> [SUPPLIED RECORDS]

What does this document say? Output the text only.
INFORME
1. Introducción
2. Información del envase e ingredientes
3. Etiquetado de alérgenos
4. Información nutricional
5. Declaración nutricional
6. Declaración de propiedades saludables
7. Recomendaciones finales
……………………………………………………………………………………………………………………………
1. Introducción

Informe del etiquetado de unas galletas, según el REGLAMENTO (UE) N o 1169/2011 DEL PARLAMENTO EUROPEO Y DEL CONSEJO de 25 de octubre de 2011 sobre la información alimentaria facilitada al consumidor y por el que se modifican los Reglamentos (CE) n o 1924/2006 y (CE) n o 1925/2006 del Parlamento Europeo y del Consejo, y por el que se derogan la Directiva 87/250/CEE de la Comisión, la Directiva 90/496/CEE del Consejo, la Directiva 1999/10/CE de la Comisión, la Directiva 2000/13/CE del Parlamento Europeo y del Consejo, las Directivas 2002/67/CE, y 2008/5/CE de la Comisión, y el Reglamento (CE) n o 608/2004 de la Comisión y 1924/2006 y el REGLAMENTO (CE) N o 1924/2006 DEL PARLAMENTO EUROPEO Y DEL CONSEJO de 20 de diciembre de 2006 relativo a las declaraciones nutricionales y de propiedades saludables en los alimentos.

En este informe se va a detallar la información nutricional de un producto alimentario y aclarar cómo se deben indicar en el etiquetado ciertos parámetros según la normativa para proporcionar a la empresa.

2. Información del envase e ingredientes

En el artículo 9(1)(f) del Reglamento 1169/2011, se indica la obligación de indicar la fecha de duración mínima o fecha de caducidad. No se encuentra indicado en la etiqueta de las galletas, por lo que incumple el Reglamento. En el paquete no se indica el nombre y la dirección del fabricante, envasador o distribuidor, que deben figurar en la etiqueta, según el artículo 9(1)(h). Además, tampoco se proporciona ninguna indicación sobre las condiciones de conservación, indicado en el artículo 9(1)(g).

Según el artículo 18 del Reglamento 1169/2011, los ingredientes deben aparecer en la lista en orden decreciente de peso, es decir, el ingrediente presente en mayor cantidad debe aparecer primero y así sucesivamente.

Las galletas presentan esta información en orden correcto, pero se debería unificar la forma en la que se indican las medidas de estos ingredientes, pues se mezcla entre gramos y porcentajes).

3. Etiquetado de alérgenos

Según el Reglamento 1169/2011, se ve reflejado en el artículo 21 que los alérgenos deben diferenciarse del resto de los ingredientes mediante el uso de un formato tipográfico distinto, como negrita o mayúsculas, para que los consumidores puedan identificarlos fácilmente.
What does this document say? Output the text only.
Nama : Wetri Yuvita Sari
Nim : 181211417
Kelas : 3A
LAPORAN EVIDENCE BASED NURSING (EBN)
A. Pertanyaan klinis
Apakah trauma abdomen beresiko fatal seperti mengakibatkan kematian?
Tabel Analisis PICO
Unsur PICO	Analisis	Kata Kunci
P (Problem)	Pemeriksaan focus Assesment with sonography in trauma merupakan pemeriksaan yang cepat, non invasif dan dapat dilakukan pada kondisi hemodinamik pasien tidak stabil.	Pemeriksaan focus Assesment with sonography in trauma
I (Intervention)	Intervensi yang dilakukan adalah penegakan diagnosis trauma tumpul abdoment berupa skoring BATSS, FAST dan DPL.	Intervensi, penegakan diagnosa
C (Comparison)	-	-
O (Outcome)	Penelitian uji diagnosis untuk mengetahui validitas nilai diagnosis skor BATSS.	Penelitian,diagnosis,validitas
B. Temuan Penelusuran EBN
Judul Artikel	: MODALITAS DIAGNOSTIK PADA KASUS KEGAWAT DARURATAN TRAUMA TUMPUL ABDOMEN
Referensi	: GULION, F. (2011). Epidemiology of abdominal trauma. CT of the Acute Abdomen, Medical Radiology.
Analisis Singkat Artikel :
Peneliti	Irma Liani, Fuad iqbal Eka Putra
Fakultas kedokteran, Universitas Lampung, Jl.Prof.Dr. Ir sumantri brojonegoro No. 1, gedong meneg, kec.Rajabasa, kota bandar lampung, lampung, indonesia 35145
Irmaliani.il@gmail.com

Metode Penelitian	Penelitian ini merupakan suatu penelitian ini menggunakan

> [WHAT NEEDS TO BE DONE] Isolate the lines above that contain the word "saludables" and copy them.

> [WRITTEN REPLY]
6. Declaración de propiedades saludables
Informe del etiquetado de unas galletas, según el REGLAMENTO (UE) N o 1169/2011 DEL PARLAMENTO EUROPEO Y DEL CONSEJO de 25 de octubre de 2011 sobre la información alimentaria facilitada al consumidor y por el que se modifican los Reglamentos (CE) n o 1924/2006 y (CE) n o 1925/2006 del Parlamento Europeo y del Consejo, y por el que se derogan la Directiva 87/250/CEE de la Comisión, la Directiva 90/496/CEE del Consejo, la Directiva 1999/10/CE de la Comisión, la Directiva 2000/13/CE del Parlamento Europeo y del Consejo, las Directivas 2002/67/CE, y 2008/5/CE de la Comisión, y el Reglamento (CE) n o 608/2004 de la Comisión y 1924/2006 y el REGLAMENTO (CE) N o 1924/2006 DEL PARLAMENTO EUROPEO Y DEL CONSEJO de 20 de diciembre de 2006 relativo a las declaraciones nutricionales y de propiedades saludables en los alimentos.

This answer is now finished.